PROBLEM DETAILS:
Output the full listing below exactly as it reads, and skip anything that is a picture.

Dataset items

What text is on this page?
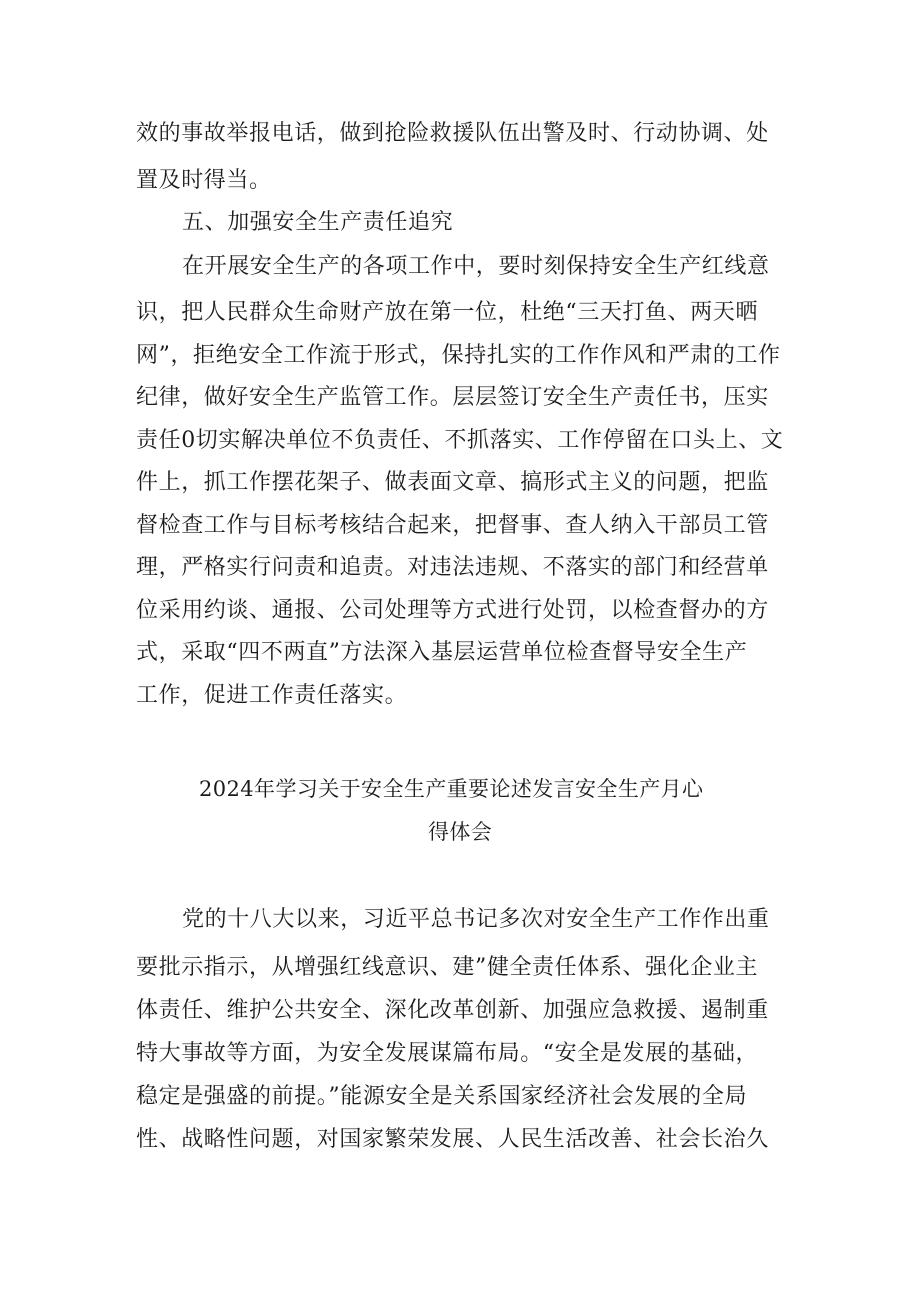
效的事故举报电话，做到抢险救援队伍出警及时、行动协调、处
置及时得当。
五、加强安全生产责任追究
在开展安全生产的各项工作中，要时刻保持安全生产红线意
识，把人民群众生命财产放在第一位，杜绝“三天打鱼、两天晒
网”，拒绝安全工作流于形式，保持扎实的工作作风和严肃的工作
纪律，做好安全生产监管工作。层层签订安全生产责任书，压实
责任0切实解决单位不负责任、不抓落实、工作停留在口头上、文
件上，抓工作摆花架子、做表面文章、搞形式主义的问题，把监
督检查工作与目标考核结合起来，把督事、查人纳入干部员工管
理，严格实行问责和追责。对违法违规、不落实的部门和经营单
位采用约谈、通报、公司处理等方式进行处罚，以检查督办的方
式，采取“四不两直”方法深入基层运营单位检查督导安全生产
工作，促进工作责任落实。
2024年学习关于安全生产重要论述发言安全生产月心
得体会
党的十八大以来，习近平总书记多次对安全生产工作作出重
要批示指示，从增强红线意识、建”健全责任体系、强化企业主
体责任、维护公共安全、深化改革创新、加强应急救援、遏制重
特大事故等方面，为安全发展谋篇布局。“安全是发展的基础，
稳定是强盛的前提。”能源安全是关系国家经济社会发展的全局
性、战略性问题，对国家繁荣发展、人民生活改善、社会长治久
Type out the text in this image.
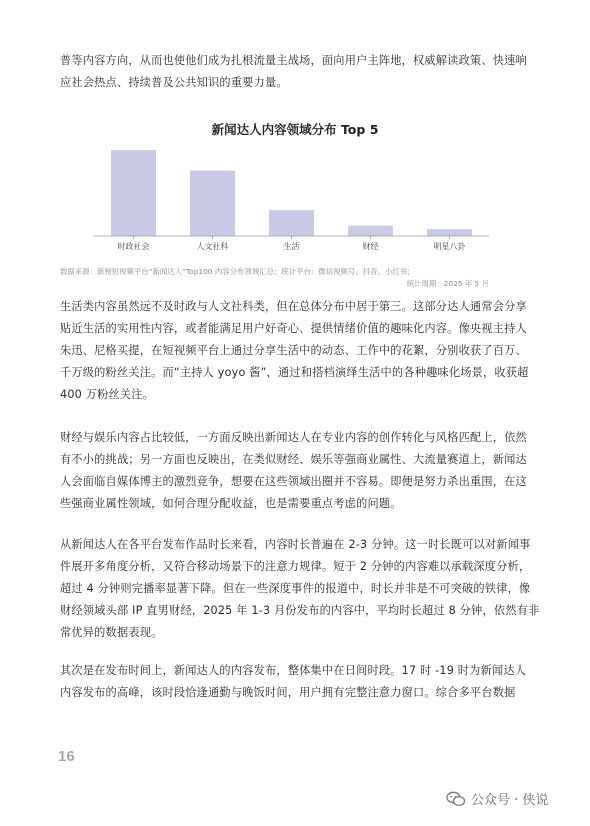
普等内容方向，从而也使他们成为扎根流量主战场，面向用户主阵地，权威解读政策、快速响
应社会热点、持续普及公共知识的重要力量。
新闻达人内容领域分布 Top 5
时政社会	人文社科	生活	财经	明星八卦
数据来源：新榜短视频平台“新闻达人”Top100 内容分布领域汇总；统计平台：微信视频号、抖音、小红书；
统计周期：2025 年 5 月
生活类内容虽然远不及时政与人文社科类，但在总体分布中居于第三。这部分达人通常会分享
贴近生活的实用性内容，或者能满足用户好奇心、提供情绪价值的趣味化内容。像央视主持人
朱迅、尼格买提，在短视频平台上通过分享生活中的动态、工作中的花絮，分别收获了百万、
千万级的粉丝关注。而“主持人 yoyo 酱”，通过和搭档演绎生活中的各种趣味化场景，收获超
400 万粉丝关注。
财经与娱乐内容占比较低，一方面反映出新闻达人在专业内容的创作转化与风格匹配上，依然
有不小的挑战；另一方面也反映出，在类似财经、娱乐等强商业属性、大流量赛道上，新闻达
人会面临自媒体博主的激烈竞争，想要在这些领域出圈并不容易。即便是努力杀出重围，在这
些强商业属性领域，如何合理分配收益，也是需要重点考虑的问题。
从新闻达人在各平台发布作品时长来看，内容时长普遍在 2-3 分钟。这一时长既可以对新闻事
件展开多角度分析，又符合移动场景下的注意力规律。短于 2 分钟的内容难以承载深度分析，
超过 4 分钟则完播率显著下降。但在一些深度事件的报道中，时长并非是不可突破的铁律，像
财经领域头部 IP 直男财经，2025 年 1-3 月份发布的内容中，平均时长超过 8 分钟，依然有非
常优异的数据表现。
其次是在发布时间上，新闻达人的内容发布，整体集中在日间时段。17 时 -19 时为新闻达人
内容发布的高峰，该时段恰逢通勤与晚饭时间，用户拥有完整注意力窗口。综合多平台数据
16
公众号 · 侠说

RESULT OF THIS EXERCISE:
What text is on this page?
效的事故举报电话，做到抢险救援队伍出警及时、行动协调、处
置及时得当。
五、加强安全生产责任追究
在开展安全生产的各项工作中，要时刻保持安全生产红线意
识，把人民群众生命财产放在第一位，杜绝“三天打鱼、两天晒
网”，拒绝安全工作流于形式，保持扎实的工作作风和严肃的工作
纪律，做好安全生产监管工作。层层签订安全生产责任书，压实
责任0切实解决单位不负责任、不抓落实、工作停留在口头上、文
件上，抓工作摆花架子、做表面文章、搞形式主义的问题，把监
督检查工作与目标考核结合起来，把督事、查人纳入干部员工管
理，严格实行问责和追责。对违法违规、不落实的部门和经营单
位采用约谈、通报、公司处理等方式进行处罚，以检查督办的方
式，采取“四不两直”方法深入基层运营单位检查督导安全生产
工作，促进工作责任落实。
2024年学习关于安全生产重要论述发言安全生产月心
得体会
党的十八大以来，习近平总书记多次对安全生产工作作出重
要批示指示，从增强红线意识、建”健全责任体系、强化企业主
体责任、维护公共安全、深化改革创新、加强应急救援、遏制重
特大事故等方面，为安全发展谋篇布局。“安全是发展的基础，
稳定是强盛的前提。”能源安全是关系国家经济社会发展的全局
性、战略性问题，对国家繁荣发展、人民生活改善、社会长治久
Type out the text in this image.
普等内容方向，从而也使他们成为扎根流量主战场，面向用户主阵地，权威解读政策、快速响
应社会热点、持续普及公共知识的重要力量。
新闻达人内容领域分布 Top 5
时政社会	人文社科	生活	财经	明星八卦
数据来源：新榜短视频平台“新闻达人”Top100 内容分布领域汇总；统计平台：微信视频号、抖音、小红书；
统计周期：2025 年 5 月
生活类内容虽然远不及时政与人文社科类，但在总体分布中居于第三。这部分达人通常会分享
贴近生活的实用性内容，或者能满足用户好奇心、提供情绪价值的趣味化内容。像央视主持人
朱迅、尼格买提，在短视频平台上通过分享生活中的动态、工作中的花絮，分别收获了百万、
千万级的粉丝关注。而“主持人 yoyo 酱”，通过和搭档演绎生活中的各种趣味化场景，收获超
400 万粉丝关注。
财经与娱乐内容占比较低，一方面反映出新闻达人在专业内容的创作转化与风格匹配上，依然
有不小的挑战；另一方面也反映出，在类似财经、娱乐等强商业属性、大流量赛道上，新闻达
人会面临自媒体博主的激烈竞争，想要在这些领域出圈并不容易。即便是努力杀出重围，在这
些强商业属性领域，如何合理分配收益，也是需要重点考虑的问题。
从新闻达人在各平台发布作品时长来看，内容时长普遍在 2-3 分钟。这一时长既可以对新闻事
件展开多角度分析，又符合移动场景下的注意力规律。短于 2 分钟的内容难以承载深度分析，
超过 4 分钟则完播率显著下降。但在一些深度事件的报道中，时长并非是不可突破的铁律，像
财经领域头部 IP 直男财经，2025 年 1-3 月份发布的内容中，平均时长超过 8 分钟，依然有非
常优异的数据表现。
其次是在发布时间上，新闻达人的内容发布，整体集中在日间时段。17 时 -19 时为新闻达人
内容发布的高峰，该时段恰逢通勤与晚饭时间，用户拥有完整注意力窗口。综合多平台数据
16
公众号 · 侠说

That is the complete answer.